** Problem to solve **
Your task is to copy every line of the entries that contains "name".

** Task data **
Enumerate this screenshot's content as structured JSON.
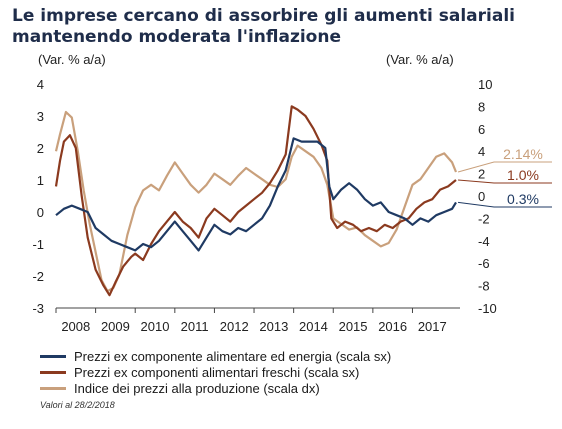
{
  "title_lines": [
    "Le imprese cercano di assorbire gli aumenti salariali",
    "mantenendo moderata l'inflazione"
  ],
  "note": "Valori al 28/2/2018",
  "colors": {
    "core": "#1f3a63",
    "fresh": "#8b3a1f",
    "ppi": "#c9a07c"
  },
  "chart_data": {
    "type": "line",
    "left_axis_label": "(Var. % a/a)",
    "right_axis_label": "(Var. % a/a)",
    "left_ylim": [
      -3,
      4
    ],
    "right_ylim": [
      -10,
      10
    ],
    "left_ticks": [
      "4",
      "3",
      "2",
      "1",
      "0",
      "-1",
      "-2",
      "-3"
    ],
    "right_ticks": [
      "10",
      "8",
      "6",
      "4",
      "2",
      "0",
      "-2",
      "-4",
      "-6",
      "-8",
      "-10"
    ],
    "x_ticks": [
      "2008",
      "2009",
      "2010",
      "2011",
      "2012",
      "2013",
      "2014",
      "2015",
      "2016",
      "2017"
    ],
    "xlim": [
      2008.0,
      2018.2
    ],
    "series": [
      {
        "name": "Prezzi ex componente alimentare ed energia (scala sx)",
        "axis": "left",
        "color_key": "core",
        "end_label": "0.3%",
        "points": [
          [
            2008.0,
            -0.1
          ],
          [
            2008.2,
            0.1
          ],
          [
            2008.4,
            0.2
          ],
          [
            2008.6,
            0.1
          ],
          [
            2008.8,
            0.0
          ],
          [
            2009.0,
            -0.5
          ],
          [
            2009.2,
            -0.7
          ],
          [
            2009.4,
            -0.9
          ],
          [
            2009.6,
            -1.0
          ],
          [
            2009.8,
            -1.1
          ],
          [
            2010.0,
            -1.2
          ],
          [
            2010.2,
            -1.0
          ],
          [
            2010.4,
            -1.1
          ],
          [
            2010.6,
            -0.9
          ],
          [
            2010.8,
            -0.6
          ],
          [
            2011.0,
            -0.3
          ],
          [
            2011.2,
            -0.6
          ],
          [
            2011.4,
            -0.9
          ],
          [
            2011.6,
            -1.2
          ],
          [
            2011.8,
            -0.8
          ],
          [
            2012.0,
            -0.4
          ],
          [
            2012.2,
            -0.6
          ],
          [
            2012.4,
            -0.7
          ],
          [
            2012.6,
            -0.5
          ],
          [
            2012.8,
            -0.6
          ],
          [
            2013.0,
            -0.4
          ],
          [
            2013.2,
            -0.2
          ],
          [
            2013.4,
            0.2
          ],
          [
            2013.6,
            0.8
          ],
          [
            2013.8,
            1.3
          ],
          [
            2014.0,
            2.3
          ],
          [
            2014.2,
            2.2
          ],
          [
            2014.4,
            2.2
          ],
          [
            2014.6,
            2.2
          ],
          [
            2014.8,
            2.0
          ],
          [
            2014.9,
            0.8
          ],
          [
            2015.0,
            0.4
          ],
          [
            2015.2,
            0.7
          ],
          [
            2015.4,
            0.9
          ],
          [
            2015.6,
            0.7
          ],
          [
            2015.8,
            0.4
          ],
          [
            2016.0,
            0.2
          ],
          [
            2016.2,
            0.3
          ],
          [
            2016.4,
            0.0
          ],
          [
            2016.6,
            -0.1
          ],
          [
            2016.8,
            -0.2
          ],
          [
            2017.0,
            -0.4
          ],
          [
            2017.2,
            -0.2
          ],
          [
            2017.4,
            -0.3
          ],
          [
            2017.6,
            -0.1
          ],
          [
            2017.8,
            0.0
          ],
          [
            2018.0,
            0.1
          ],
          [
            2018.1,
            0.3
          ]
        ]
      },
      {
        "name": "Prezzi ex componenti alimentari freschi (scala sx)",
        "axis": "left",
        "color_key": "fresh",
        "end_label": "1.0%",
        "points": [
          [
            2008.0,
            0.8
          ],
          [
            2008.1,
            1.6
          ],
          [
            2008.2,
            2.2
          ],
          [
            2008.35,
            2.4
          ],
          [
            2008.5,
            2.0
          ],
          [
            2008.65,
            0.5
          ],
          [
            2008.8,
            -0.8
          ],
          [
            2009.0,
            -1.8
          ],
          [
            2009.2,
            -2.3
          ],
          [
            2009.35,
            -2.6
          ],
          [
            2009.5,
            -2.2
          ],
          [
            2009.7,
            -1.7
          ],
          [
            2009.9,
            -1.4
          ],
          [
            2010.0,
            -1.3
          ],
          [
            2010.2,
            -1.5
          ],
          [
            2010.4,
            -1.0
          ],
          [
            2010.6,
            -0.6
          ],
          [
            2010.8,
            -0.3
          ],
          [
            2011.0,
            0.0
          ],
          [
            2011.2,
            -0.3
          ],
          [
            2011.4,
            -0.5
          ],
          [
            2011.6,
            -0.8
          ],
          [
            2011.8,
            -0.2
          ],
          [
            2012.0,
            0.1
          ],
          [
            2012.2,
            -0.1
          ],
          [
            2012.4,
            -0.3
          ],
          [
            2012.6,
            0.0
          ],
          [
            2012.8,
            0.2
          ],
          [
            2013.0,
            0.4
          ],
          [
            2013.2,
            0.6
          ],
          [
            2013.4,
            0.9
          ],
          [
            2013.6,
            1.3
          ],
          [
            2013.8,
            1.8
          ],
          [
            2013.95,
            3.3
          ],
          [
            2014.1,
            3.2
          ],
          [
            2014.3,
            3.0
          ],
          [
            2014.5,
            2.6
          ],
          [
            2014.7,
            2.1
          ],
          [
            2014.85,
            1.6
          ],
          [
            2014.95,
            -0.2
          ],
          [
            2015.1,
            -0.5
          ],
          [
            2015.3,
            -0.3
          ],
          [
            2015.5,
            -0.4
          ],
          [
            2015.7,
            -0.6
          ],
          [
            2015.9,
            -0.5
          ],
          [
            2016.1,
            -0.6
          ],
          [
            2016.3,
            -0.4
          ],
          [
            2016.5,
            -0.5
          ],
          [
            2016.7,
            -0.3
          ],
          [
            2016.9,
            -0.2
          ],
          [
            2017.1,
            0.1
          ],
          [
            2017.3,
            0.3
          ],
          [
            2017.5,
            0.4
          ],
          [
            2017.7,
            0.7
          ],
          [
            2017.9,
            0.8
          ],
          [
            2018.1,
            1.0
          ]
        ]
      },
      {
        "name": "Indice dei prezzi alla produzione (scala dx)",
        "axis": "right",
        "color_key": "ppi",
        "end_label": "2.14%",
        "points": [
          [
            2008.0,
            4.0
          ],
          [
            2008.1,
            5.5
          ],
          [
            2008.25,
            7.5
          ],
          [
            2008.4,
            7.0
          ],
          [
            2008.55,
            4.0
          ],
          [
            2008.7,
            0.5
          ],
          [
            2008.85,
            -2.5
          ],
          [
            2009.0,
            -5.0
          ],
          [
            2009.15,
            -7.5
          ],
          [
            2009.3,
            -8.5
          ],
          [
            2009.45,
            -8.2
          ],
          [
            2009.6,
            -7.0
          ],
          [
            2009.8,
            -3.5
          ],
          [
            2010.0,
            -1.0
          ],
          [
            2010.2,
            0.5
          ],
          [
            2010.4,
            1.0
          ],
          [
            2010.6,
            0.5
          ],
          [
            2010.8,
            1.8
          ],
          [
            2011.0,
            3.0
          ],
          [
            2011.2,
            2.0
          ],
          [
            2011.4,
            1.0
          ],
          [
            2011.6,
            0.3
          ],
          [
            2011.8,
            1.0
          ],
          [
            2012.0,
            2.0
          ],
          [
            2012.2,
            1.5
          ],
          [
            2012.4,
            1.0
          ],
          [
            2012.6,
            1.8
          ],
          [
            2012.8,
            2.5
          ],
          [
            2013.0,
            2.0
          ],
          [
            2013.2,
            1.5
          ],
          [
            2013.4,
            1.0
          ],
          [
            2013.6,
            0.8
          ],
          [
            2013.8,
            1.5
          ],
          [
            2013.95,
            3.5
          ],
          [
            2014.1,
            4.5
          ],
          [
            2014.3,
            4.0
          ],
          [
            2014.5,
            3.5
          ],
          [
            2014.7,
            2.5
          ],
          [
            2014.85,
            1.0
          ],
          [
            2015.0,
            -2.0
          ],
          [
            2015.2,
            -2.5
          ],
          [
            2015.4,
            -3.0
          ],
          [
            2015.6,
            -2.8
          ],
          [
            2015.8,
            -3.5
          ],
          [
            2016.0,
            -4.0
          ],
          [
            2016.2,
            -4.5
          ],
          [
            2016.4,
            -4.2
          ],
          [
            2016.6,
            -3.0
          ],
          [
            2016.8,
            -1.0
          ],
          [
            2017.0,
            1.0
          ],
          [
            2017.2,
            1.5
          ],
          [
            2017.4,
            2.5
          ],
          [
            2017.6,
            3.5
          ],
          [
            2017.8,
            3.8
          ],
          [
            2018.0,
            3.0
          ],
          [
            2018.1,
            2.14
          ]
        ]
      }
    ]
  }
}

** Response **
        "name": "Prezzi ex componente alimentare ed energia (scala sx)",
        "name": "Prezzi ex componenti alimentari freschi (scala sx)",
        "name": "Indice dei prezzi alla produzione (scala dx)",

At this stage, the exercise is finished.